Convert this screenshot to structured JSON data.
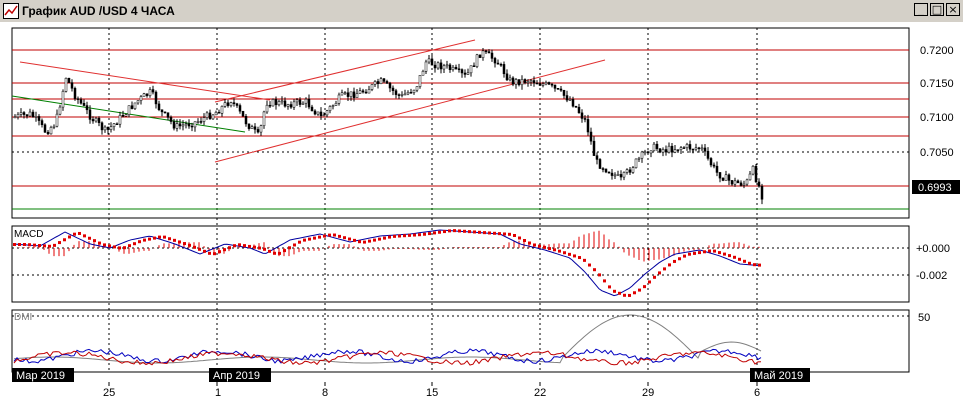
{
  "window": {
    "title": "График AUD /USD  4 ЧАСА",
    "minimize_label": "_",
    "maximize_label": "□",
    "close_label": "×"
  },
  "price_panel": {
    "price_levels": [
      "0.7200",
      "0.7150",
      "0.7100",
      "0.7050"
    ],
    "current_price": "0.6993",
    "current_price_color": "#000000"
  },
  "macd_panel": {
    "label": "MACD",
    "levels": [
      "+0.000",
      "-0.002"
    ]
  },
  "dmi_panel": {
    "label": "DMI",
    "levels": [
      "50"
    ]
  },
  "time_axis": {
    "month_labels": [
      "Мар 2019",
      "Апр 2019",
      "Май 2019"
    ],
    "day_labels": [
      "25",
      "1",
      "8",
      "15",
      "22",
      "29",
      "6"
    ]
  },
  "colors": {
    "candle": "#000000",
    "resistance_lines": "#c00000",
    "trend_channel": "#e03030",
    "support_green": "#008000",
    "macd_line": "#0000a0",
    "macd_signal": "#e00000",
    "dmi_plus": "#0000c0",
    "dmi_minus": "#c00000",
    "adx": "#808080"
  }
}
^^^^^^^^^^^^^^^^
## WHAT THE EXERCISE ASKS
Reproduce the material in its entirety and word for word, without the pictures.

## SOLUTION FOR THIS EXERCISE
Convert this screenshot to structured JSON data.
{
  "window": {
    "title": "График AUD /USD  4 ЧАСА",
    "minimize_label": "_",
    "maximize_label": "□",
    "close_label": "×"
  },
  "price_panel": {
    "price_levels": [
      "0.7200",
      "0.7150",
      "0.7100",
      "0.7050"
    ],
    "current_price": "0.6993",
    "current_price_color": "#000000"
  },
  "macd_panel": {
    "label": "MACD",
    "levels": [
      "+0.000",
      "-0.002"
    ]
  },
  "dmi_panel": {
    "label": "DMI",
    "levels": [
      "50"
    ]
  },
  "time_axis": {
    "month_labels": [
      "Мар 2019",
      "Апр 2019",
      "Май 2019"
    ],
    "day_labels": [
      "25",
      "1",
      "8",
      "15",
      "22",
      "29",
      "6"
    ]
  },
  "colors": {
    "candle": "#000000",
    "resistance_lines": "#c00000",
    "trend_channel": "#e03030",
    "support_green": "#008000",
    "macd_line": "#0000a0",
    "macd_signal": "#e00000",
    "dmi_plus": "#0000c0",
    "dmi_minus": "#c00000",
    "adx": "#808080"
  }
}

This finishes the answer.